[BEGIN DATA FOR THE TASK]
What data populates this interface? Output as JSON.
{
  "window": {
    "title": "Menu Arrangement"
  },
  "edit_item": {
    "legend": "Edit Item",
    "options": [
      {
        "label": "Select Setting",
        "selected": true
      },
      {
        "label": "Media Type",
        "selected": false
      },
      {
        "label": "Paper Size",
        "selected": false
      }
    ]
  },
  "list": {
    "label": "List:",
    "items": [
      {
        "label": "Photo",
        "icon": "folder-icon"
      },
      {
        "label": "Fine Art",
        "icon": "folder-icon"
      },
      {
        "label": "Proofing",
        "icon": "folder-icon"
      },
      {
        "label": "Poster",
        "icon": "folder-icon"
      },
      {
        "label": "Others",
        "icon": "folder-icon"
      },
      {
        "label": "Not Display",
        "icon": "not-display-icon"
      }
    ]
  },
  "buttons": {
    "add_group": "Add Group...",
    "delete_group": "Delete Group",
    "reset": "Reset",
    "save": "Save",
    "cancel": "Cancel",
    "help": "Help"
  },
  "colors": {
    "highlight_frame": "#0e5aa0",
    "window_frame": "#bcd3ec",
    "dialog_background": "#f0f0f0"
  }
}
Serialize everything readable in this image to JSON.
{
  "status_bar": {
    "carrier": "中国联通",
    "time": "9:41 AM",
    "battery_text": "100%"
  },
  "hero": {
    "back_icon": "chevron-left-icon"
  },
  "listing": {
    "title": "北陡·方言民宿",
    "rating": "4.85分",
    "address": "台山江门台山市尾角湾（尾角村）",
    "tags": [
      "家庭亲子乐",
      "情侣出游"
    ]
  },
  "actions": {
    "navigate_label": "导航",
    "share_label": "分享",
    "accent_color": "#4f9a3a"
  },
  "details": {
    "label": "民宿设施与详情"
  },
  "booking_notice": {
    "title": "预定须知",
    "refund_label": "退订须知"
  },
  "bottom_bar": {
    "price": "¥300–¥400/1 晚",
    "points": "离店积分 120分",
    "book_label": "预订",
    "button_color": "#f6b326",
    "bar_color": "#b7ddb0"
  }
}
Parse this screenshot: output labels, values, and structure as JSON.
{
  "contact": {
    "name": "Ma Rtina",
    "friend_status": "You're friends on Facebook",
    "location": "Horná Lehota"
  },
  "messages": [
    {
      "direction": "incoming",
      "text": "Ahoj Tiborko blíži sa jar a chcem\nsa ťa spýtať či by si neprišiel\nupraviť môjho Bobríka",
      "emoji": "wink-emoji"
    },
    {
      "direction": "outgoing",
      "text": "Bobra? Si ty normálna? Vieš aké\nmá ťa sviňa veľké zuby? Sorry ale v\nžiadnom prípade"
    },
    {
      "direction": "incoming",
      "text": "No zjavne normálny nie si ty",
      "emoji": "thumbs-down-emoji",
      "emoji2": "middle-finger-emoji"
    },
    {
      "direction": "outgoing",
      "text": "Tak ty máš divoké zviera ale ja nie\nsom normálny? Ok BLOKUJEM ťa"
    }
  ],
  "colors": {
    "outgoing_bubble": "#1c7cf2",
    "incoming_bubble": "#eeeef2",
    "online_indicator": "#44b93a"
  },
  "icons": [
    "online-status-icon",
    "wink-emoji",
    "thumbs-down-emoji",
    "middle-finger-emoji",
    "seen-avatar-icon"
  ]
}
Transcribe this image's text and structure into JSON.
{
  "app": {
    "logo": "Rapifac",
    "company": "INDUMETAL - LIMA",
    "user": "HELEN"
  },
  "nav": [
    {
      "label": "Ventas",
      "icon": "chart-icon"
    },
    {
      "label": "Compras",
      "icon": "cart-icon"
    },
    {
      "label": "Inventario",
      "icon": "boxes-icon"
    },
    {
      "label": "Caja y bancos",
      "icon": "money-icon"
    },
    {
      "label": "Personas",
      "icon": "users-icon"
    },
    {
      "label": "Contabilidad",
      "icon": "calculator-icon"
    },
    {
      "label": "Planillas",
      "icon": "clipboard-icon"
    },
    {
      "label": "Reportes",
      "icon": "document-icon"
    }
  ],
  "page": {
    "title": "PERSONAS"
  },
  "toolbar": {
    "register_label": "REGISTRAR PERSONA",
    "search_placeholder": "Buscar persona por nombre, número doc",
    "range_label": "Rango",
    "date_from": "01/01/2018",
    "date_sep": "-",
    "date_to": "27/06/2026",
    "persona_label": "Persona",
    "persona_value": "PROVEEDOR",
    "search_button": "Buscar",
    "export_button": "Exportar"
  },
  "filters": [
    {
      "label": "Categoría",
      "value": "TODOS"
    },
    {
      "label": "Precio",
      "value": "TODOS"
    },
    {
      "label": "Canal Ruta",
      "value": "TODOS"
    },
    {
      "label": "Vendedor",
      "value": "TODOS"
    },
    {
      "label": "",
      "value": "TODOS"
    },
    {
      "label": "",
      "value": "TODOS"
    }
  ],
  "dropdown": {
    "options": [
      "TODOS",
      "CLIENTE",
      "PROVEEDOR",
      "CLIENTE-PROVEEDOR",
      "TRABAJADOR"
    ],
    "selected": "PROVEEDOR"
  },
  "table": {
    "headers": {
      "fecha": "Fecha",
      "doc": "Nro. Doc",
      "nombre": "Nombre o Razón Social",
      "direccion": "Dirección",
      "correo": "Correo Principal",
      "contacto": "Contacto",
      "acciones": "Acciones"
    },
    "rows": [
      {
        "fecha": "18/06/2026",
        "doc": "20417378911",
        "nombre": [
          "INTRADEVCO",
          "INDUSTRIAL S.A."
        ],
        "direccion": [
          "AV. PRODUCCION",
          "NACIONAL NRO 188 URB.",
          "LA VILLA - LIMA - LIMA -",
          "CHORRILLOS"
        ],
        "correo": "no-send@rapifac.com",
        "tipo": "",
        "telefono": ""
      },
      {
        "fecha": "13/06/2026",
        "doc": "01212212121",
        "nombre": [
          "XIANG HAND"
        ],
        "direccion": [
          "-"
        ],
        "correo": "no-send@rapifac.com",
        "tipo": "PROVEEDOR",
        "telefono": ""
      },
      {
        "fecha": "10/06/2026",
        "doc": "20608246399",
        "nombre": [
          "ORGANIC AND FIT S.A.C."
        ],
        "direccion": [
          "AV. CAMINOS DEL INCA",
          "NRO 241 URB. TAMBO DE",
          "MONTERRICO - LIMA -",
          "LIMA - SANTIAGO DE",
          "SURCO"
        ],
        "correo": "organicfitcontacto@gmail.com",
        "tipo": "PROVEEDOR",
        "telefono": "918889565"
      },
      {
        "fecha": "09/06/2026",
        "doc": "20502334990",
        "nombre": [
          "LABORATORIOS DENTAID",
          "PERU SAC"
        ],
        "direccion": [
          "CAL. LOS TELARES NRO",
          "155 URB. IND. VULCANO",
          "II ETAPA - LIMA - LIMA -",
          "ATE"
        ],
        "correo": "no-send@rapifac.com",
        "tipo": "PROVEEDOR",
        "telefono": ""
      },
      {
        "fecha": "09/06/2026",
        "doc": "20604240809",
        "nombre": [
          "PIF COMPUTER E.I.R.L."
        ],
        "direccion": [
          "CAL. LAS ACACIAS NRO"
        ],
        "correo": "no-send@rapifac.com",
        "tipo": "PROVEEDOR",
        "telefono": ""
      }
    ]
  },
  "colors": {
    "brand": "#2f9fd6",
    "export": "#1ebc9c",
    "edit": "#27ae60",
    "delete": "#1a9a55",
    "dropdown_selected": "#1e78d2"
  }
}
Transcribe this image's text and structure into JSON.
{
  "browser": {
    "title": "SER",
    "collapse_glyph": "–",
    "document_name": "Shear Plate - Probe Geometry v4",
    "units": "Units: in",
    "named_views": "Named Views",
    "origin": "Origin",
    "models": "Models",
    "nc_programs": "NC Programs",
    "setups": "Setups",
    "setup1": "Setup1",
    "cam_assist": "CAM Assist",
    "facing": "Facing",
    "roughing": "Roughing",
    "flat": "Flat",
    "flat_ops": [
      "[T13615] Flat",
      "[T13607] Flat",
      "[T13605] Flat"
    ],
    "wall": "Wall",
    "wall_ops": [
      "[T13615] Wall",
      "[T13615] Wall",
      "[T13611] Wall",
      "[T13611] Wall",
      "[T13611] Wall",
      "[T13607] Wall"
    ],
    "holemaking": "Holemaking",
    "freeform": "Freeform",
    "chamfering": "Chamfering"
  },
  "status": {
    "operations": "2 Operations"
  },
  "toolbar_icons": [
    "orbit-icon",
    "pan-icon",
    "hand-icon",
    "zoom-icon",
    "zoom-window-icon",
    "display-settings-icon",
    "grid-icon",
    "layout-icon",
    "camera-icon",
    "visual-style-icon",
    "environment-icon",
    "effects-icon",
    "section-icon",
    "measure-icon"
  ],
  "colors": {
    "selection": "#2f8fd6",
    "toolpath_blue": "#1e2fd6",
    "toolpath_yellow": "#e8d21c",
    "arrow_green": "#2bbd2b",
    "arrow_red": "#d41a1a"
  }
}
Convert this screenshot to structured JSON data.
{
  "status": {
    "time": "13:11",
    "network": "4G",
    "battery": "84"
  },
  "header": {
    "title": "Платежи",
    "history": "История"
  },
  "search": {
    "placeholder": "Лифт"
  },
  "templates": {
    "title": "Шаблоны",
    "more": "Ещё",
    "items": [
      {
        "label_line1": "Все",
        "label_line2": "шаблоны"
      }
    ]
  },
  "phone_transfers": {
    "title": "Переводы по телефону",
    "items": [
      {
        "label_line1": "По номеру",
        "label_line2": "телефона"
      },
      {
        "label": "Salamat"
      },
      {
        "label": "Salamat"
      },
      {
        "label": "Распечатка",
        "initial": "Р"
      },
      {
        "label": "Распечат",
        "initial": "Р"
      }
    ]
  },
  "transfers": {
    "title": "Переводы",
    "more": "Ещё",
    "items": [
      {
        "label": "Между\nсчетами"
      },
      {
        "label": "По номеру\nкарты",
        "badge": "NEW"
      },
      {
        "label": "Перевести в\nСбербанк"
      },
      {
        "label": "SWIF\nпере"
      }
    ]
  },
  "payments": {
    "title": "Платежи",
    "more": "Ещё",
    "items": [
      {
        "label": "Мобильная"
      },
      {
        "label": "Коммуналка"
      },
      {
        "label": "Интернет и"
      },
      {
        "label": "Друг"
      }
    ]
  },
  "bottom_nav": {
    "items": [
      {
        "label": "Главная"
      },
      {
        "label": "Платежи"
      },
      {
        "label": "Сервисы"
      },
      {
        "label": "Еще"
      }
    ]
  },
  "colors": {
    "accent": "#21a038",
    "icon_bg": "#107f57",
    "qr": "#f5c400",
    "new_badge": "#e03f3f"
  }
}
[END DATA FOR THE TASK]
** SET PROBLEM **
Lines containing the word "JSON" are to be tallied; report only the total.

** RESULT **
6